- _WRITTEN PROBLEM_
Output every one of the lines below verbatim and in the same order, omitting the pictures.

◆ ◆ ◆

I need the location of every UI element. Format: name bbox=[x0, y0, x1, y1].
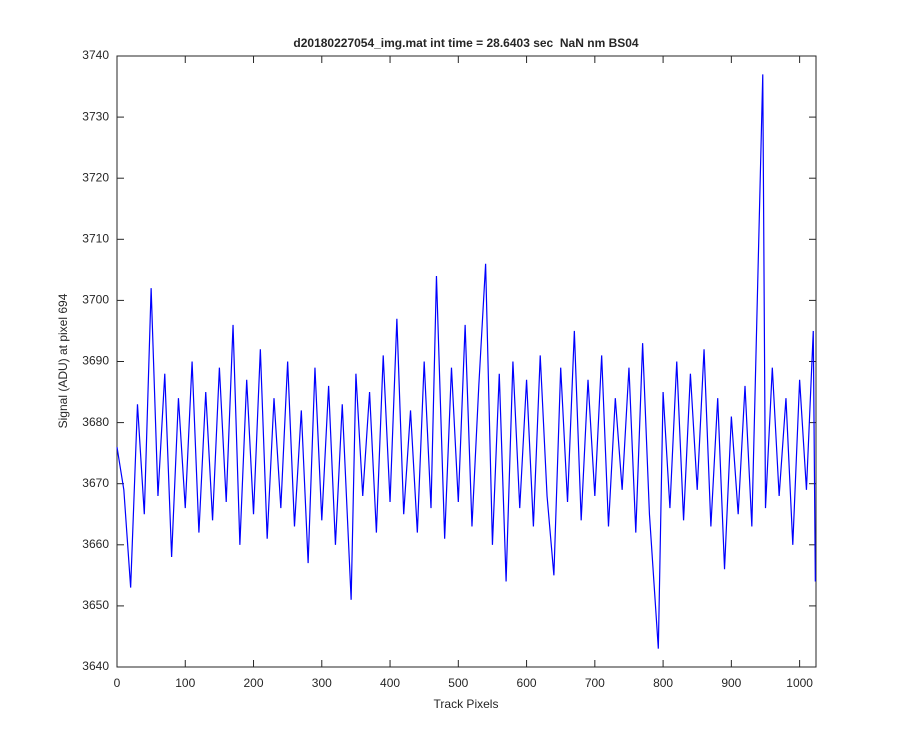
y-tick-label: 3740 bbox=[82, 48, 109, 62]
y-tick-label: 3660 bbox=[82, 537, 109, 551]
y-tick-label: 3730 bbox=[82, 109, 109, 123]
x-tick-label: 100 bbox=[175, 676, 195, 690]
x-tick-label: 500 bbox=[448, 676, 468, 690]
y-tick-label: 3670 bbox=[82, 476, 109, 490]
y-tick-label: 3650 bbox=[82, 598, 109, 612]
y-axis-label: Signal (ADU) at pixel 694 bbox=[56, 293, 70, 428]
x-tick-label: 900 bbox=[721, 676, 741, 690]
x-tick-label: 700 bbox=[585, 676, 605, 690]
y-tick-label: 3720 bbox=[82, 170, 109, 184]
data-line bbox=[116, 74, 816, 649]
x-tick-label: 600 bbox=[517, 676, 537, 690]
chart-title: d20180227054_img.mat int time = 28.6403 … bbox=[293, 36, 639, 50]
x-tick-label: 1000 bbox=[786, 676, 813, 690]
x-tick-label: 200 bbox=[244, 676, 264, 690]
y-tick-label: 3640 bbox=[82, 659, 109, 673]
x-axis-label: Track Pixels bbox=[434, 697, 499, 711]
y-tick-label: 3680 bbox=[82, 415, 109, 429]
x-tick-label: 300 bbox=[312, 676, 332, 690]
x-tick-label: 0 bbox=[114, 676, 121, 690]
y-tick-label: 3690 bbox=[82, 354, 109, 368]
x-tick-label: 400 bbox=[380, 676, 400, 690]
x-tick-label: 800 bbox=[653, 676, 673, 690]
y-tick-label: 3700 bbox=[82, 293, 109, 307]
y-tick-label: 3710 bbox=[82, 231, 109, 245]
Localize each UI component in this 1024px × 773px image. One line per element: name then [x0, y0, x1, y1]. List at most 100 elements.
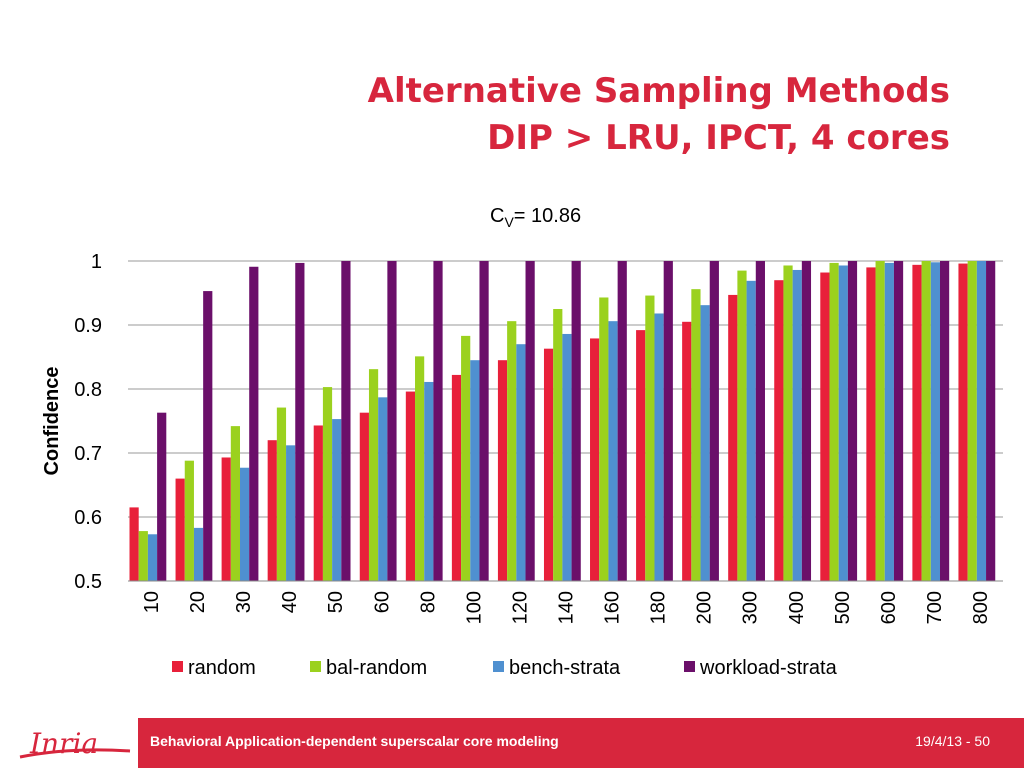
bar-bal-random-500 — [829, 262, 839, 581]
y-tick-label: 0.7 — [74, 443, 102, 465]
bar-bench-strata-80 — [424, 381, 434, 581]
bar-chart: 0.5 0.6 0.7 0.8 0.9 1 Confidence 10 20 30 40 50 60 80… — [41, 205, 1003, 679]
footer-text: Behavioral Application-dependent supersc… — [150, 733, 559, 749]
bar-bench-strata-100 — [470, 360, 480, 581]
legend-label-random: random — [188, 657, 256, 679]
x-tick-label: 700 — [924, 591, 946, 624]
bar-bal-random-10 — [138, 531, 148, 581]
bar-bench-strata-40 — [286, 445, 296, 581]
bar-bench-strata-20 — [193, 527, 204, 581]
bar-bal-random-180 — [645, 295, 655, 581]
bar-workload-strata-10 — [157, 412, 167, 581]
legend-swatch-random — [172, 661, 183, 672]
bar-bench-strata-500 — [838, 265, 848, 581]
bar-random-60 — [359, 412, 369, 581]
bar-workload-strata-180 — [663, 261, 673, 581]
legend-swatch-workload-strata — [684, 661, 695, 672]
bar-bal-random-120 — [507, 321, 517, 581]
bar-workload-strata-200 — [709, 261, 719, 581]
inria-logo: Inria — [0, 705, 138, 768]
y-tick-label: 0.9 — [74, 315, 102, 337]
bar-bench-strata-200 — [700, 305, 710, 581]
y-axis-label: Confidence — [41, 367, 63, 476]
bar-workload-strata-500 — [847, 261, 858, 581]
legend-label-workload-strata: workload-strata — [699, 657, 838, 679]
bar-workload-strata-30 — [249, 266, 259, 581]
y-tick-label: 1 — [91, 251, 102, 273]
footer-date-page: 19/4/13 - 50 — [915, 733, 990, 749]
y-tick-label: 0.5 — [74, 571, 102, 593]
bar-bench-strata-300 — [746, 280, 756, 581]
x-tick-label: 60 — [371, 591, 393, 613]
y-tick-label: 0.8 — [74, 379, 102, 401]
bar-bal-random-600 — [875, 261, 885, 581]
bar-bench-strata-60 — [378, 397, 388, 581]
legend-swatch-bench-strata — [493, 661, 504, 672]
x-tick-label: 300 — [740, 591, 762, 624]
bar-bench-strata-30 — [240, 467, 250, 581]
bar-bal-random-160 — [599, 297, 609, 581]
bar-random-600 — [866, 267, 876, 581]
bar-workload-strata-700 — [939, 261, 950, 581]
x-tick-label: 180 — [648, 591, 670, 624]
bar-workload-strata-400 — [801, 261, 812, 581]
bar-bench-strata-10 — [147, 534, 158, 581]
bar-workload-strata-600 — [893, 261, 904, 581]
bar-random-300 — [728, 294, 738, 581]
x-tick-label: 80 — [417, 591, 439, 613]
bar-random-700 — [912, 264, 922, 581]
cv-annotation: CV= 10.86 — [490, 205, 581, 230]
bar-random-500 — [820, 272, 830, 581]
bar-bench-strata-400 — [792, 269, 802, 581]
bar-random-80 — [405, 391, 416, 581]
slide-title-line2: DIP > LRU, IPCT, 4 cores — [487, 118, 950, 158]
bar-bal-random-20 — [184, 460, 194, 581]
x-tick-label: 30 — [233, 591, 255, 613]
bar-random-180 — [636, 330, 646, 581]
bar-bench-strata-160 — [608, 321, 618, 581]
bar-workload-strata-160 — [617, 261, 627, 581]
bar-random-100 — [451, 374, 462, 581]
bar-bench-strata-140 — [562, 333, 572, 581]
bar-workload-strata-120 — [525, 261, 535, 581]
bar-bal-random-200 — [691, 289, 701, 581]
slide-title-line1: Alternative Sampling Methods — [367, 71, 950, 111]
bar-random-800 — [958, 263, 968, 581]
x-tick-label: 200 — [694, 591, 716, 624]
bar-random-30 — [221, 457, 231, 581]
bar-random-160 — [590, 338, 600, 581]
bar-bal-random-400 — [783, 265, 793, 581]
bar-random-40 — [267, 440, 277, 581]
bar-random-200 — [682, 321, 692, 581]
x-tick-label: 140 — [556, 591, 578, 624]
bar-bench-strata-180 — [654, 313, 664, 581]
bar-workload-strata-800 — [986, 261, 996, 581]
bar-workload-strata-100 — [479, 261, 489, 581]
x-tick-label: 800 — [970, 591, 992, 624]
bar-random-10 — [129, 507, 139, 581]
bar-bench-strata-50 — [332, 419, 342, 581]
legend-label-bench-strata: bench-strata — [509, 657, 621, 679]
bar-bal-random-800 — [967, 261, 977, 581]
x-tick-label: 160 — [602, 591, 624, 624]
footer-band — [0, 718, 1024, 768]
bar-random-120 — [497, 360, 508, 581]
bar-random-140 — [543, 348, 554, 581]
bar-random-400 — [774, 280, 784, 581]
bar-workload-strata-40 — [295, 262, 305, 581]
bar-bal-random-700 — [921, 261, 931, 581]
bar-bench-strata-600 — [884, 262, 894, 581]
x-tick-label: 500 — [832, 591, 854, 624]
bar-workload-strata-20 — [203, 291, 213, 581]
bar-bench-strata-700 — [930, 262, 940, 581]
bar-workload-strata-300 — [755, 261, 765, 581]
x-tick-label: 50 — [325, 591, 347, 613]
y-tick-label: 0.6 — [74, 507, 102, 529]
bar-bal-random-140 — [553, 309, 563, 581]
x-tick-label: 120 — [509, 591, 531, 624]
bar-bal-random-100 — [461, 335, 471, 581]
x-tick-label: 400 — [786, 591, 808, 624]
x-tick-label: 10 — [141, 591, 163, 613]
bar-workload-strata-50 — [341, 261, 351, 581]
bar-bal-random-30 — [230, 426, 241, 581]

◆ ◆ ◆

- _ANSWER BELOW_
I need the location of every UI element. Format: name bbox=[x0, y0, x1, y1].
y-tick-label: 3740 bbox=[82, 48, 109, 62]
y-tick-label: 3660 bbox=[82, 537, 109, 551]
y-tick-label: 3730 bbox=[82, 109, 109, 123]
x-tick-label: 100 bbox=[175, 676, 195, 690]
x-tick-label: 500 bbox=[448, 676, 468, 690]
y-tick-label: 3670 bbox=[82, 476, 109, 490]
y-tick-label: 3650 bbox=[82, 598, 109, 612]
y-axis-label: Signal (ADU) at pixel 694 bbox=[56, 293, 70, 428]
x-tick-label: 900 bbox=[721, 676, 741, 690]
x-tick-label: 700 bbox=[585, 676, 605, 690]
y-tick-label: 3720 bbox=[82, 170, 109, 184]
data-line bbox=[116, 74, 816, 649]
x-tick-label: 600 bbox=[517, 676, 537, 690]
chart-title: d20180227054_img.mat int time = 28.6403 … bbox=[293, 36, 639, 50]
x-tick-label: 1000 bbox=[786, 676, 813, 690]
x-tick-label: 200 bbox=[244, 676, 264, 690]
y-tick-label: 3640 bbox=[82, 659, 109, 673]
x-axis-label: Track Pixels bbox=[434, 697, 499, 711]
y-tick-label: 3680 bbox=[82, 415, 109, 429]
x-tick-label: 300 bbox=[312, 676, 332, 690]
x-tick-label: 0 bbox=[114, 676, 121, 690]
y-tick-label: 3690 bbox=[82, 354, 109, 368]
x-tick-label: 400 bbox=[380, 676, 400, 690]
x-tick-label: 800 bbox=[653, 676, 673, 690]
y-tick-label: 3700 bbox=[82, 293, 109, 307]
y-tick-label: 3710 bbox=[82, 231, 109, 245]
Localize each UI component in this 1024px × 773px image. One line per element: name then [x0, y0, x1, y1]. List at most 100 elements.
bar-bal-random-500 — [829, 262, 839, 581]
y-tick-label: 0.7 — [74, 443, 102, 465]
bar-bench-strata-80 — [424, 381, 434, 581]
bar-chart: 0.5 0.6 0.7 0.8 0.9 1 Confidence 10 20 30 40 50 60 80… — [41, 205, 1003, 679]
footer-text: Behavioral Application-dependent supersc… — [150, 733, 559, 749]
bar-bench-strata-100 — [470, 360, 480, 581]
legend-label-random: random — [188, 657, 256, 679]
x-tick-label: 700 — [924, 591, 946, 624]
bar-bal-random-10 — [138, 531, 148, 581]
bar-bench-strata-40 — [286, 445, 296, 581]
bar-bench-strata-20 — [193, 527, 204, 581]
bar-bal-random-180 — [645, 295, 655, 581]
bar-workload-strata-10 — [157, 412, 167, 581]
legend-swatch-random — [172, 661, 183, 672]
bar-bench-strata-500 — [838, 265, 848, 581]
bar-random-60 — [359, 412, 369, 581]
bar-workload-strata-180 — [663, 261, 673, 581]
legend-swatch-workload-strata — [684, 661, 695, 672]
bar-bal-random-120 — [507, 321, 517, 581]
bar-workload-strata-200 — [709, 261, 719, 581]
inria-logo: Inria — [0, 705, 138, 768]
y-tick-label: 0.9 — [74, 315, 102, 337]
bar-bench-strata-200 — [700, 305, 710, 581]
y-axis-label: Confidence — [41, 367, 63, 476]
bar-workload-strata-500 — [847, 261, 858, 581]
legend-label-workload-strata: workload-strata — [699, 657, 838, 679]
bar-workload-strata-30 — [249, 266, 259, 581]
y-tick-label: 1 — [91, 251, 102, 273]
footer-date-page: 19/4/13 - 50 — [915, 733, 990, 749]
y-tick-label: 0.5 — [74, 571, 102, 593]
bar-bench-strata-300 — [746, 280, 756, 581]
x-tick-label: 60 — [371, 591, 393, 613]
y-tick-label: 0.8 — [74, 379, 102, 401]
bar-bal-random-600 — [875, 261, 885, 581]
bar-bench-strata-60 — [378, 397, 388, 581]
legend-swatch-bench-strata — [493, 661, 504, 672]
x-tick-label: 300 — [740, 591, 762, 624]
bar-bench-strata-30 — [240, 467, 250, 581]
bar-bal-random-160 — [599, 297, 609, 581]
bar-random-600 — [866, 267, 876, 581]
bar-workload-strata-700 — [939, 261, 950, 581]
x-tick-label: 180 — [648, 591, 670, 624]
bar-workload-strata-400 — [801, 261, 812, 581]
bar-bench-strata-10 — [147, 534, 158, 581]
bar-workload-strata-600 — [893, 261, 904, 581]
bar-random-300 — [728, 294, 738, 581]
x-tick-label: 80 — [417, 591, 439, 613]
bar-random-700 — [912, 264, 922, 581]
cv-annotation: CV= 10.86 — [490, 205, 581, 230]
bar-random-500 — [820, 272, 830, 581]
bar-bench-strata-400 — [792, 269, 802, 581]
bar-random-80 — [405, 391, 416, 581]
slide-title-line2: DIP > LRU, IPCT, 4 cores — [487, 118, 950, 158]
bar-bal-random-20 — [184, 460, 194, 581]
x-tick-label: 30 — [233, 591, 255, 613]
bar-random-180 — [636, 330, 646, 581]
bar-bench-strata-160 — [608, 321, 618, 581]
bar-workload-strata-160 — [617, 261, 627, 581]
bar-random-100 — [451, 374, 462, 581]
bar-bench-strata-140 — [562, 333, 572, 581]
bar-workload-strata-120 — [525, 261, 535, 581]
bar-bal-random-200 — [691, 289, 701, 581]
slide-title-line1: Alternative Sampling Methods — [367, 71, 950, 111]
bar-random-800 — [958, 263, 968, 581]
x-tick-label: 200 — [694, 591, 716, 624]
bar-random-30 — [221, 457, 231, 581]
bar-random-160 — [590, 338, 600, 581]
bar-bal-random-400 — [783, 265, 793, 581]
bar-random-40 — [267, 440, 277, 581]
bar-random-200 — [682, 321, 692, 581]
x-tick-label: 140 — [556, 591, 578, 624]
bar-bench-strata-180 — [654, 313, 664, 581]
bar-workload-strata-800 — [986, 261, 996, 581]
bar-workload-strata-100 — [479, 261, 489, 581]
x-tick-label: 800 — [970, 591, 992, 624]
bar-random-10 — [129, 507, 139, 581]
bar-bench-strata-50 — [332, 419, 342, 581]
legend-label-bench-strata: bench-strata — [509, 657, 621, 679]
bar-bal-random-800 — [967, 261, 977, 581]
x-tick-label: 160 — [602, 591, 624, 624]
footer-band — [0, 718, 1024, 768]
bar-random-120 — [497, 360, 508, 581]
bar-random-140 — [543, 348, 554, 581]
bar-random-400 — [774, 280, 784, 581]
bar-workload-strata-40 — [295, 262, 305, 581]
bar-bal-random-700 — [921, 261, 931, 581]
bar-bench-strata-600 — [884, 262, 894, 581]
x-tick-label: 500 — [832, 591, 854, 624]
bar-workload-strata-20 — [203, 291, 213, 581]
bar-bench-strata-700 — [930, 262, 940, 581]
bar-workload-strata-300 — [755, 261, 765, 581]
x-tick-label: 50 — [325, 591, 347, 613]
y-tick-label: 0.6 — [74, 507, 102, 529]
bar-bal-random-140 — [553, 309, 563, 581]
x-tick-label: 120 — [509, 591, 531, 624]
bar-bal-random-100 — [461, 335, 471, 581]
x-tick-label: 400 — [786, 591, 808, 624]
x-tick-label: 10 — [141, 591, 163, 613]
bar-workload-strata-50 — [341, 261, 351, 581]
bar-bal-random-30 — [230, 426, 241, 581]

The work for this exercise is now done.